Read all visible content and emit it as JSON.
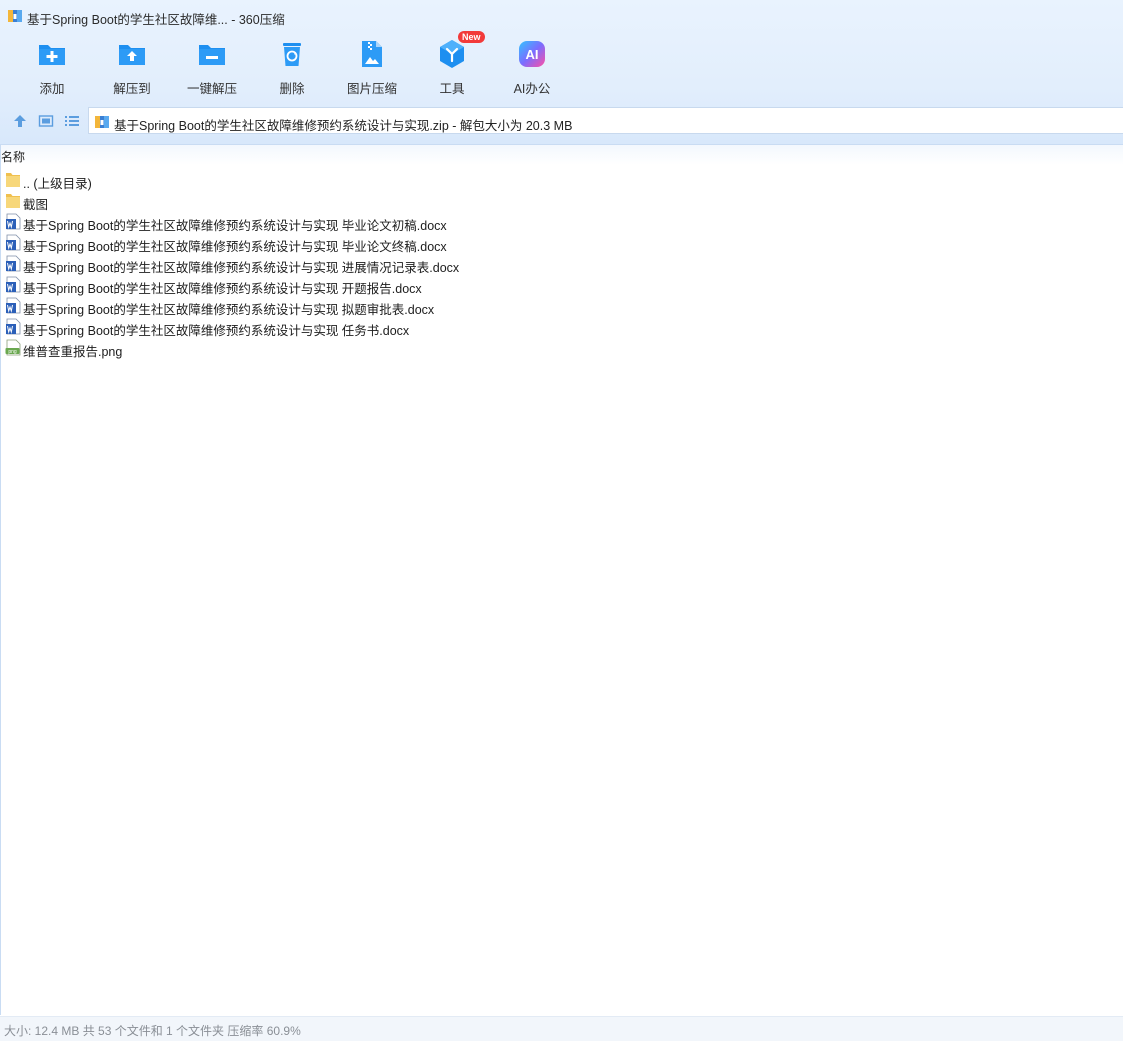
{
  "window": {
    "title": "基于Spring Boot的学生社区故障维... - 360压缩"
  },
  "toolbar": {
    "items": [
      {
        "label": "添加",
        "icon": "add-folder-icon"
      },
      {
        "label": "解压到",
        "icon": "extract-to-icon"
      },
      {
        "label": "一键解压",
        "icon": "one-click-extract-icon"
      },
      {
        "label": "删除",
        "icon": "recycle-bin-icon"
      },
      {
        "label": "图片压缩",
        "icon": "image-compress-icon"
      },
      {
        "label": "工具",
        "icon": "tools-icon",
        "badge": "New"
      },
      {
        "label": "AI办公",
        "icon": "ai-office-icon",
        "icon_text": "AI"
      }
    ]
  },
  "address": {
    "text": "基于Spring Boot的学生社区故障维修预约系统设计与实现.zip - 解包大小为 20.3 MB"
  },
  "filelist": {
    "column_name": "名称",
    "rows": [
      {
        "name": ".. (上级目录)",
        "type": "folder"
      },
      {
        "name": "截图",
        "type": "folder"
      },
      {
        "name": "基于Spring Boot的学生社区故障维修预约系统设计与实现 毕业论文初稿.docx",
        "type": "docx"
      },
      {
        "name": "基于Spring Boot的学生社区故障维修预约系统设计与实现 毕业论文终稿.docx",
        "type": "docx"
      },
      {
        "name": "基于Spring Boot的学生社区故障维修预约系统设计与实现 进展情况记录表.docx",
        "type": "docx"
      },
      {
        "name": "基于Spring Boot的学生社区故障维修预约系统设计与实现 开题报告.docx",
        "type": "docx"
      },
      {
        "name": "基于Spring Boot的学生社区故障维修预约系统设计与实现 拟题审批表.docx",
        "type": "docx"
      },
      {
        "name": "基于Spring Boot的学生社区故障维修预约系统设计与实现 任务书.docx",
        "type": "docx"
      },
      {
        "name": "维普查重报告.png",
        "type": "png",
        "icon_text": "png"
      }
    ]
  },
  "status": {
    "text": "大小: 12.4 MB 共 53 个文件和 1 个文件夹 压缩率 60.9%"
  },
  "colors": {
    "accent": "#1e8ff0",
    "badge": "#f23a3a",
    "word": "#2b5fb8",
    "folder": "#f7cf63"
  }
}
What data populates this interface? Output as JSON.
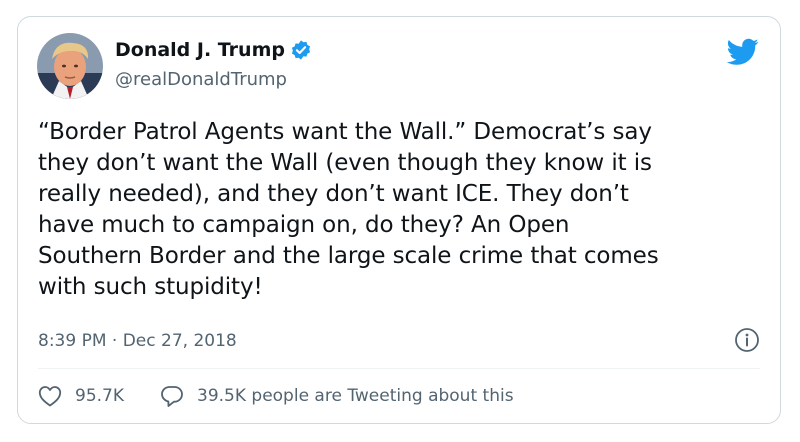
{
  "author": {
    "display_name": "Donald J. Trump",
    "handle": "@realDonaldTrump",
    "verified": true,
    "avatar_icon": "profile-photo"
  },
  "tweet": {
    "text": "“Border Patrol Agents want the Wall.” Democrat’s say\nthey don’t want the Wall (even though they know it is\nreally needed), and they don’t want ICE. They don’t\nhave much to campaign on, do they? An Open\nSouthern Border and the large scale crime that comes\nwith such stupidity!",
    "timestamp": "8:39 PM · Dec 27, 2018"
  },
  "actions": {
    "likes": "95.7K",
    "conversation": "39.5K people are Tweeting about this"
  },
  "colors": {
    "brand_blue": "#1d9bf0",
    "secondary_text": "#536471",
    "border": "#cfd9de"
  },
  "icons": {
    "brand": "twitter-bird-icon",
    "info": "info-icon",
    "like": "heart-icon",
    "reply": "speech-bubble-icon",
    "verified": "verified-badge-icon"
  }
}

**What to produce**
Working from the material above, state how many lines contain "JSON"; give only the number.

**Problem solution**
2